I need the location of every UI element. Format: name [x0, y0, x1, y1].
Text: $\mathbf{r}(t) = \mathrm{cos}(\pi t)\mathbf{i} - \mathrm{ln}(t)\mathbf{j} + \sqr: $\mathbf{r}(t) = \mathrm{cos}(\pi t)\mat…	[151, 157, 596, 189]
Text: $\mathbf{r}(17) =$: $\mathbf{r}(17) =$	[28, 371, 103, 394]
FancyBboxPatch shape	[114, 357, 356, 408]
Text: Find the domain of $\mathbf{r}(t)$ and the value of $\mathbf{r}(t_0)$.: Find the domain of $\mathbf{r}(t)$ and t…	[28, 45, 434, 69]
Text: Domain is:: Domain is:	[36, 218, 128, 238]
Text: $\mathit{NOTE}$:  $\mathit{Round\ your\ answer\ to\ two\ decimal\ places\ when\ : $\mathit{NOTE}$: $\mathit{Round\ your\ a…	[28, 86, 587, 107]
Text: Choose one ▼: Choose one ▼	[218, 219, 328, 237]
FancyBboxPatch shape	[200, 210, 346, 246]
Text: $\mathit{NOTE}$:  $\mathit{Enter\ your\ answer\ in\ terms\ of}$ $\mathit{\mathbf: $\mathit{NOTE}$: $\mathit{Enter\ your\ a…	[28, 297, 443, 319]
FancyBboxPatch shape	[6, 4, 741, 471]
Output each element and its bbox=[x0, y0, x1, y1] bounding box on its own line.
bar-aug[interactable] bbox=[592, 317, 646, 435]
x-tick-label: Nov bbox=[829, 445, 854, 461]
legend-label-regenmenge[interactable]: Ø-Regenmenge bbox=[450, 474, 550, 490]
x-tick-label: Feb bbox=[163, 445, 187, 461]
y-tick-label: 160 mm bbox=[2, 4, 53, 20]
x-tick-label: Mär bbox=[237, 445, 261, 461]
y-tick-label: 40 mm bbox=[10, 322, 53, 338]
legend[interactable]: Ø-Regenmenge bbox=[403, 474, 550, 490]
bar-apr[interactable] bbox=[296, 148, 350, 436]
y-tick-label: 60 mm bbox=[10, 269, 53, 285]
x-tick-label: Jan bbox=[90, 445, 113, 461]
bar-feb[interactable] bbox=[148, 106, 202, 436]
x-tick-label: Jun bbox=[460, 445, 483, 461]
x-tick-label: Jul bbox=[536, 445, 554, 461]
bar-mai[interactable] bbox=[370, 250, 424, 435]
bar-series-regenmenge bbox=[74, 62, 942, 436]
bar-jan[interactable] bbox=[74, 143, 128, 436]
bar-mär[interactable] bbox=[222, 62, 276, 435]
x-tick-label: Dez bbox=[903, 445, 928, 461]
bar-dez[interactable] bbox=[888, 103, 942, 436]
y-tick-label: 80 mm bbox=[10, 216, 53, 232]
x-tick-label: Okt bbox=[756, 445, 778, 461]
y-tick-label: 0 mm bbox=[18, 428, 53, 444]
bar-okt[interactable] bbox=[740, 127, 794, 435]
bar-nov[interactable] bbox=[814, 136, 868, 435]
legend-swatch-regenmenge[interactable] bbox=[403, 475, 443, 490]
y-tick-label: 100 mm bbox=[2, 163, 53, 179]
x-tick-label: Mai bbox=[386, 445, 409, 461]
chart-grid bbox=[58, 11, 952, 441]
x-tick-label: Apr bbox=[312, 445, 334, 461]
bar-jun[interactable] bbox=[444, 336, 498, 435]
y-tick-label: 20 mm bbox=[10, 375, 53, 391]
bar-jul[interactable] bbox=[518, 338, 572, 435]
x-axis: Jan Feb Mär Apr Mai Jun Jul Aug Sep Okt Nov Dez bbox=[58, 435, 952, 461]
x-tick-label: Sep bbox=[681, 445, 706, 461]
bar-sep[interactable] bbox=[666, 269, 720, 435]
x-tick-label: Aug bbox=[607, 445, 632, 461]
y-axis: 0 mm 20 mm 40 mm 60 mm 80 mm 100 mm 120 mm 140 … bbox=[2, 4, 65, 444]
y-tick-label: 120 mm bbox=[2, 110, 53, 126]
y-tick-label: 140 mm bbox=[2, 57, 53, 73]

****************

## Görev
Lütfen yukarıdaki listeyi, "x-tick-label" ifadesinin geçtiği her yerde "x-label" kullanarak yeniden yazın. Başka hiçbir şeyi değiştirmeyin.

## Tamamlanmış alıştırma
I need the location of every UI element. Format: name [x0, y0, x1, y1].
Text: $\mathbf{r}(t) = \mathrm{cos}(\pi t)\mathbf{i} - \mathrm{ln}(t)\mathbf{j} + \sqr: $\mathbf{r}(t) = \mathrm{cos}(\pi t)\mat…	[151, 157, 596, 189]
Text: $\mathbf{r}(17) =$: $\mathbf{r}(17) =$	[28, 371, 103, 394]
FancyBboxPatch shape	[114, 357, 356, 408]
Text: Find the domain of $\mathbf{r}(t)$ and the value of $\mathbf{r}(t_0)$.: Find the domain of $\mathbf{r}(t)$ and t…	[28, 45, 434, 69]
Text: Domain is:: Domain is:	[36, 218, 128, 238]
Text: $\mathit{NOTE}$:  $\mathit{Round\ your\ answer\ to\ two\ decimal\ places\ when\ : $\mathit{NOTE}$: $\mathit{Round\ your\ a…	[28, 86, 587, 107]
Text: Choose one ▼: Choose one ▼	[218, 219, 328, 237]
FancyBboxPatch shape	[200, 210, 346, 246]
Text: $\mathit{NOTE}$:  $\mathit{Enter\ your\ answer\ in\ terms\ of}$ $\mathit{\mathbf: $\mathit{NOTE}$: $\mathit{Enter\ your\ a…	[28, 297, 443, 319]
FancyBboxPatch shape	[6, 4, 741, 471]
Output each element and its bbox=[x0, y0, x1, y1] bounding box on its own line.
bar-aug[interactable] bbox=[592, 317, 646, 435]
x-label: Nov bbox=[829, 445, 854, 461]
legend-label-regenmenge[interactable]: Ø-Regenmenge bbox=[450, 474, 550, 490]
x-label: Feb bbox=[163, 445, 187, 461]
y-tick-label: 160 mm bbox=[2, 4, 53, 20]
x-label: Mär bbox=[237, 445, 261, 461]
y-tick-label: 40 mm bbox=[10, 322, 53, 338]
legend[interactable]: Ø-Regenmenge bbox=[403, 474, 550, 490]
bar-apr[interactable] bbox=[296, 148, 350, 436]
y-tick-label: 60 mm bbox=[10, 269, 53, 285]
x-label: Jan bbox=[90, 445, 113, 461]
bar-feb[interactable] bbox=[148, 106, 202, 436]
x-label: Jun bbox=[460, 445, 483, 461]
x-label: Jul bbox=[536, 445, 554, 461]
bar-mai[interactable] bbox=[370, 250, 424, 435]
bar-series-regenmenge bbox=[74, 62, 942, 436]
bar-jan[interactable] bbox=[74, 143, 128, 436]
bar-mär[interactable] bbox=[222, 62, 276, 435]
x-label: Dez bbox=[903, 445, 928, 461]
bar-dez[interactable] bbox=[888, 103, 942, 436]
y-tick-label: 80 mm bbox=[10, 216, 53, 232]
x-label: Okt bbox=[756, 445, 778, 461]
y-tick-label: 0 mm bbox=[18, 428, 53, 444]
bar-okt[interactable] bbox=[740, 127, 794, 435]
bar-nov[interactable] bbox=[814, 136, 868, 435]
legend-swatch-regenmenge[interactable] bbox=[403, 475, 443, 490]
y-tick-label: 100 mm bbox=[2, 163, 53, 179]
x-label: Mai bbox=[386, 445, 409, 461]
chart-grid bbox=[58, 11, 952, 441]
x-label: Apr bbox=[312, 445, 334, 461]
bar-jun[interactable] bbox=[444, 336, 498, 435]
y-tick-label: 20 mm bbox=[10, 375, 53, 391]
bar-jul[interactable] bbox=[518, 338, 572, 435]
x-axis: Jan Feb Mär Apr Mai Jun Jul Aug Sep Okt Nov Dez bbox=[58, 435, 952, 461]
x-label: Sep bbox=[681, 445, 706, 461]
bar-sep[interactable] bbox=[666, 269, 720, 435]
x-label: Aug bbox=[607, 445, 632, 461]
y-axis: 0 mm 20 mm 40 mm 60 mm 80 mm 100 mm 120 mm 140 … bbox=[2, 4, 65, 444]
y-tick-label: 120 mm bbox=[2, 110, 53, 126]
y-tick-label: 140 mm bbox=[2, 57, 53, 73]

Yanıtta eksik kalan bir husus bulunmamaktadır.